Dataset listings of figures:
----------
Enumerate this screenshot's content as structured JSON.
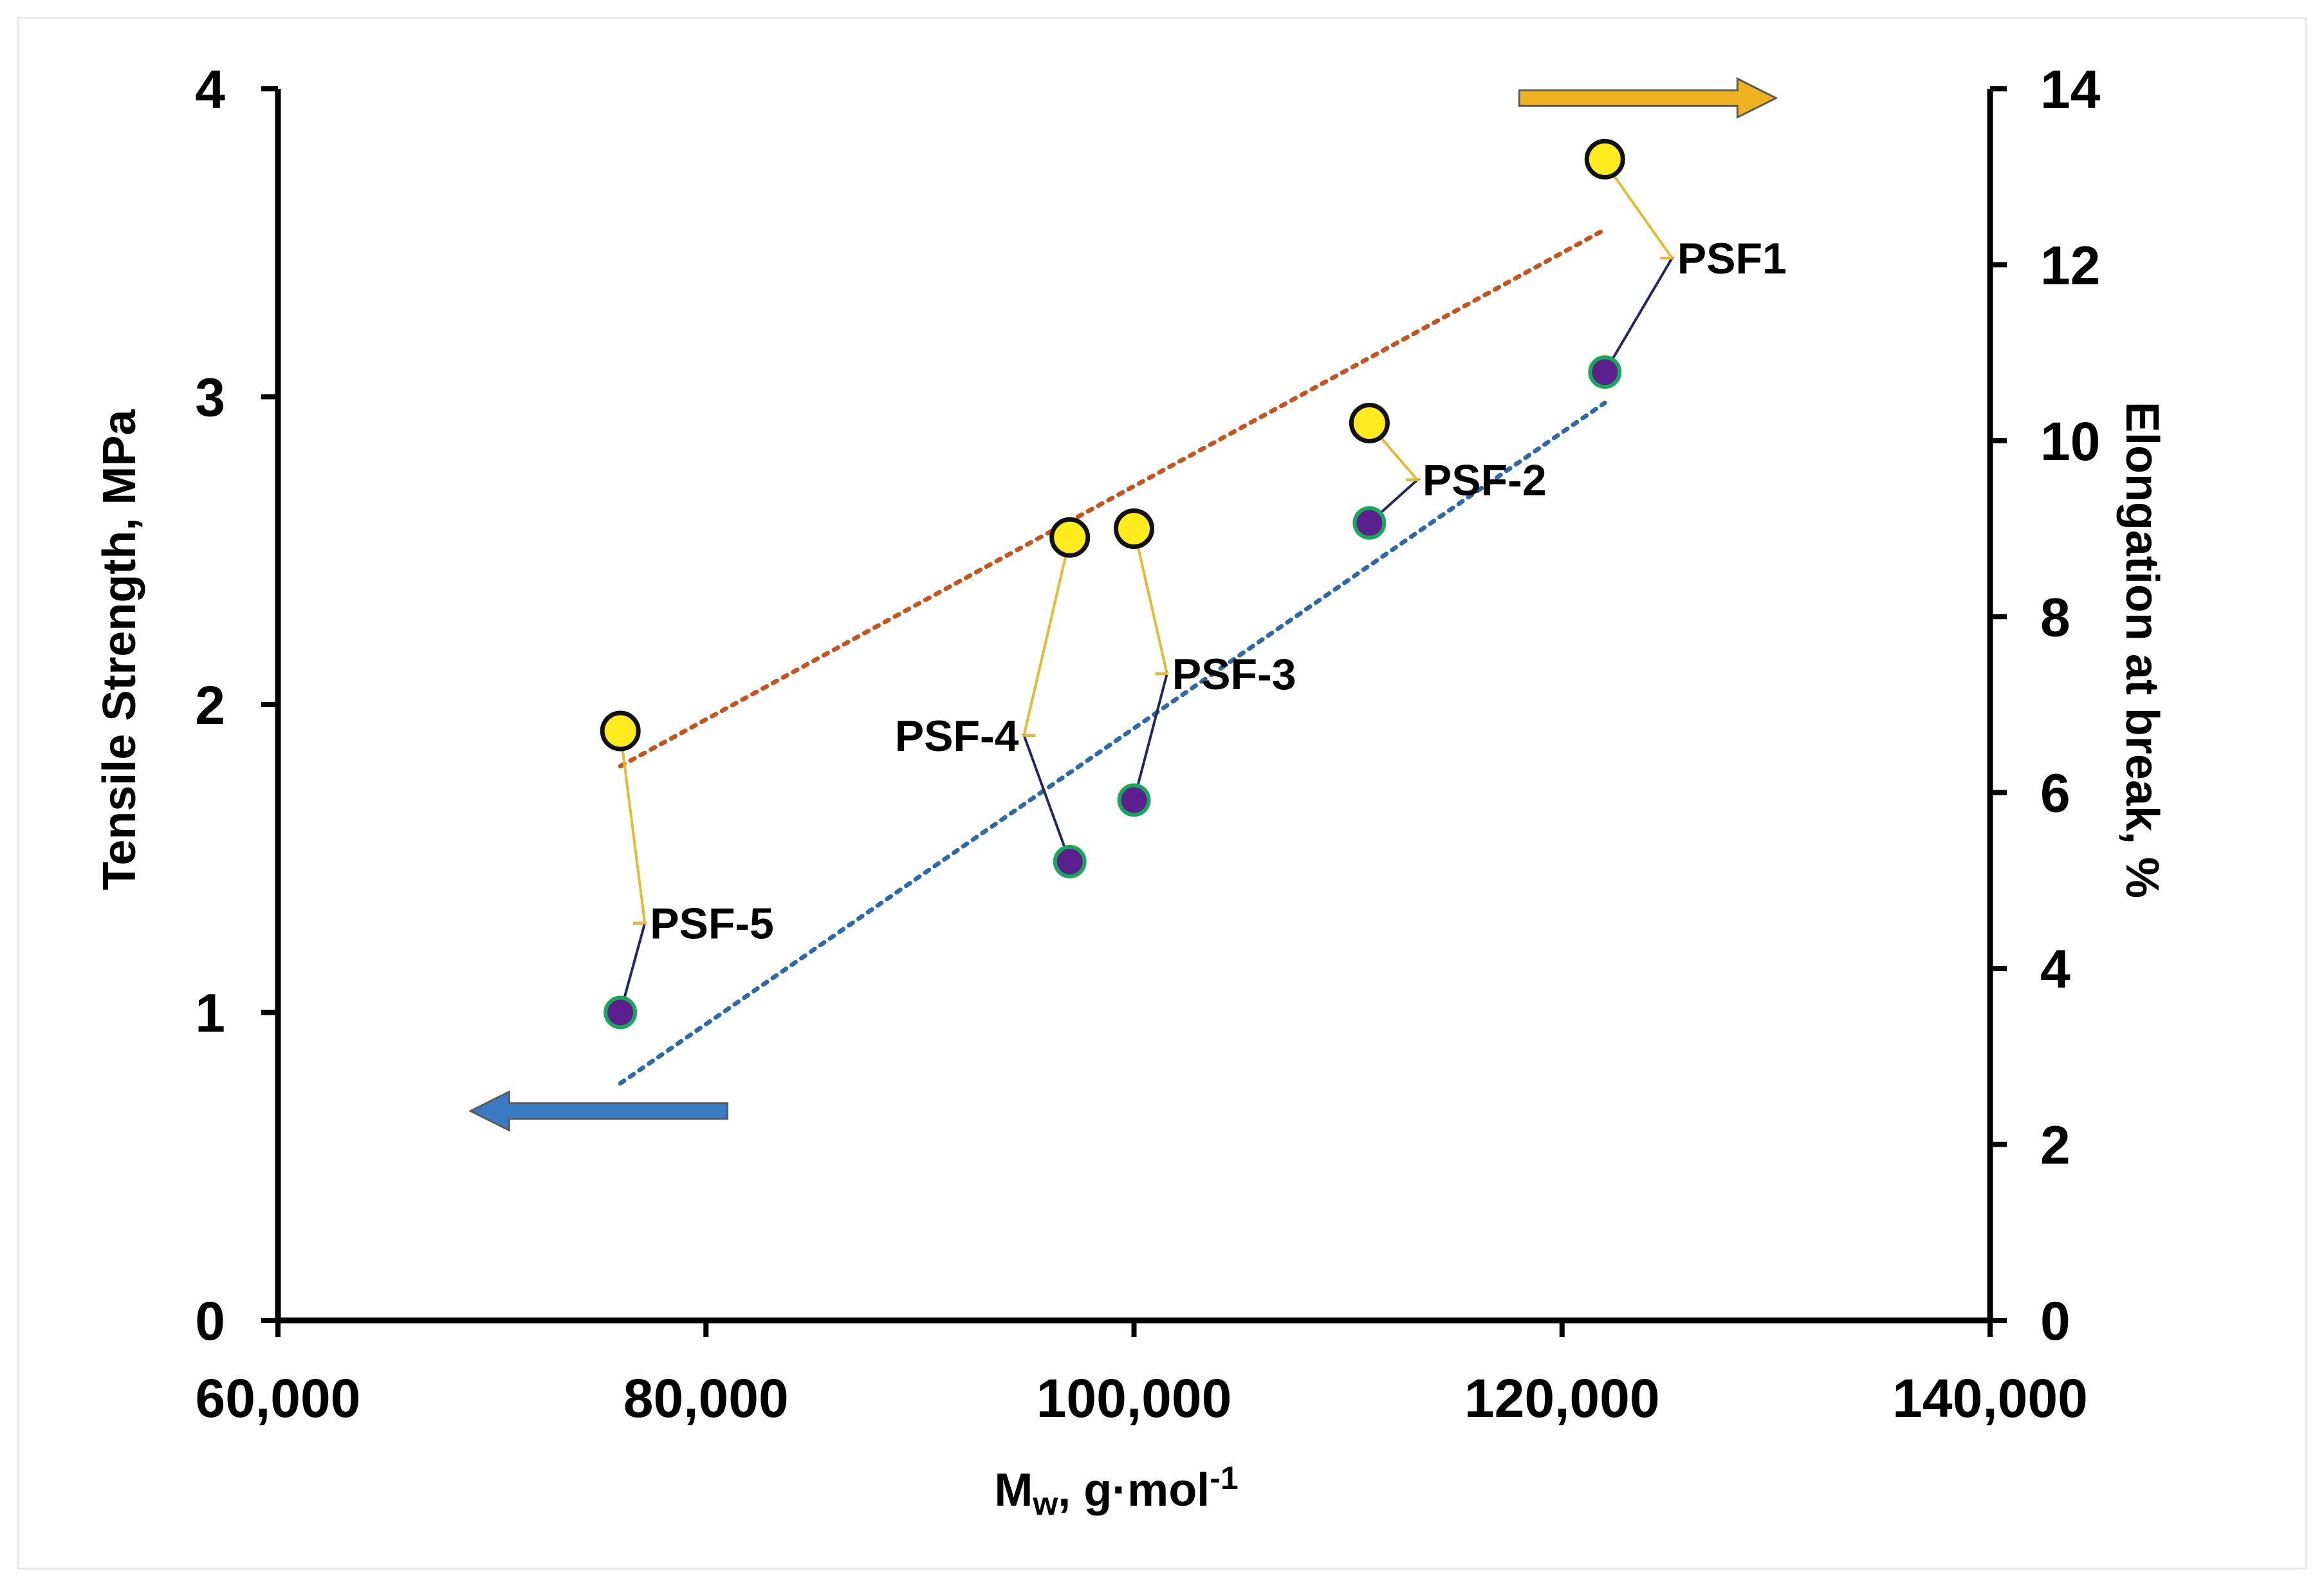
{
  "chart_data": {
    "type": "scatter",
    "title": "",
    "xlabel": "Mw, g·mol-1",
    "xlabel_main": "M",
    "xlabel_sub": "w",
    "xlabel_mid": ", g·mol",
    "xlabel_sup": "-1",
    "ylabel_left": "Tensile Strength, MPa",
    "ylabel_right": "Elongation at break, %",
    "xlim": [
      60000,
      140000
    ],
    "ylim_left": [
      0,
      4
    ],
    "ylim_right": [
      0,
      14
    ],
    "x_ticks": [
      {
        "value": 60000,
        "label": "60,000"
      },
      {
        "value": 80000,
        "label": "80,000"
      },
      {
        "value": 100000,
        "label": "100,000"
      },
      {
        "value": 120000,
        "label": "120,000"
      },
      {
        "value": 140000,
        "label": "140,000"
      }
    ],
    "y_left_ticks": [
      {
        "value": 0,
        "label": "0"
      },
      {
        "value": 1,
        "label": "1"
      },
      {
        "value": 2,
        "label": "2"
      },
      {
        "value": 3,
        "label": "3"
      },
      {
        "value": 4,
        "label": "4"
      }
    ],
    "y_right_ticks": [
      {
        "value": 0,
        "label": "0"
      },
      {
        "value": 2,
        "label": "2"
      },
      {
        "value": 4,
        "label": "4"
      },
      {
        "value": 6,
        "label": "6"
      },
      {
        "value": 8,
        "label": "8"
      },
      {
        "value": 10,
        "label": "10"
      },
      {
        "value": 12,
        "label": "12"
      },
      {
        "value": 14,
        "label": "14"
      }
    ],
    "grid": false,
    "series": [
      {
        "name": "Tensile Strength",
        "axis": "left",
        "marker_color": "#5b1f8e",
        "marker_edge": "#19a85a",
        "points": [
          {
            "label": "PSF1",
            "x": 122000,
            "y": 3.08
          },
          {
            "label": "PSF-2",
            "x": 111000,
            "y": 2.59
          },
          {
            "label": "PSF-3",
            "x": 100000,
            "y": 1.69
          },
          {
            "label": "PSF-4",
            "x": 97000,
            "y": 1.49
          },
          {
            "label": "PSF-5",
            "x": 76000,
            "y": 1.0
          }
        ],
        "trendline": {
          "color": "#2e6aa8",
          "from": [
            76000,
            0.77
          ],
          "to": [
            122000,
            2.98
          ]
        }
      },
      {
        "name": "Elongation at break",
        "axis": "right",
        "marker_color": "#ffeb1e",
        "marker_edge": "#111111",
        "points": [
          {
            "label": "PSF1",
            "x": 122000,
            "y": 13.2
          },
          {
            "label": "PSF-2",
            "x": 111000,
            "y": 10.2
          },
          {
            "label": "PSF-3",
            "x": 100000,
            "y": 9.0
          },
          {
            "label": "PSF-4",
            "x": 97000,
            "y": 8.9
          },
          {
            "label": "PSF-5",
            "x": 76000,
            "y": 6.7
          }
        ],
        "trendline": {
          "color": "#c4551f",
          "from": [
            76000,
            6.3
          ],
          "to": [
            122000,
            12.4
          ]
        }
      }
    ],
    "annotations": [
      {
        "text": "PSF1",
        "x": 124600,
        "y": 3.45,
        "align": "left",
        "s1": [
          122000,
          3.08
        ],
        "s2": [
          122000,
          3.76
        ]
      },
      {
        "text": "PSF-2",
        "x": 112700,
        "y": 2.73,
        "align": "left",
        "s1": [
          111000,
          2.59
        ],
        "s2": [
          111000,
          2.91
        ]
      },
      {
        "text": "PSF-3",
        "x": 101000,
        "y": 2.1,
        "align": "left",
        "s1": [
          100000,
          1.69
        ],
        "s2": [
          100000,
          2.57
        ]
      },
      {
        "text": "PSF-4",
        "x": 95400,
        "y": 1.9,
        "align": "right",
        "s1": [
          97000,
          1.49
        ],
        "s2": [
          97000,
          2.54
        ]
      },
      {
        "text": "PSF-5",
        "x": 76600,
        "y": 1.29,
        "align": "left",
        "s1": [
          76000,
          1.0
        ],
        "s2": [
          76000,
          1.91
        ]
      }
    ],
    "direction_arrows": [
      {
        "name": "left-axis-arrow",
        "points_to": "left",
        "color": "#3a7cc4",
        "x_from": 81000,
        "x_to": 69000,
        "y": 0.68
      },
      {
        "name": "right-axis-arrow",
        "points_to": "right",
        "color": "#f0b120",
        "x_from": 118000,
        "x_to": 130000,
        "y": 3.97
      }
    ]
  }
}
----------
## Exercise objective
Only the number is wanted: how many lines of the material above include the word "Strength"?

## Written answer
2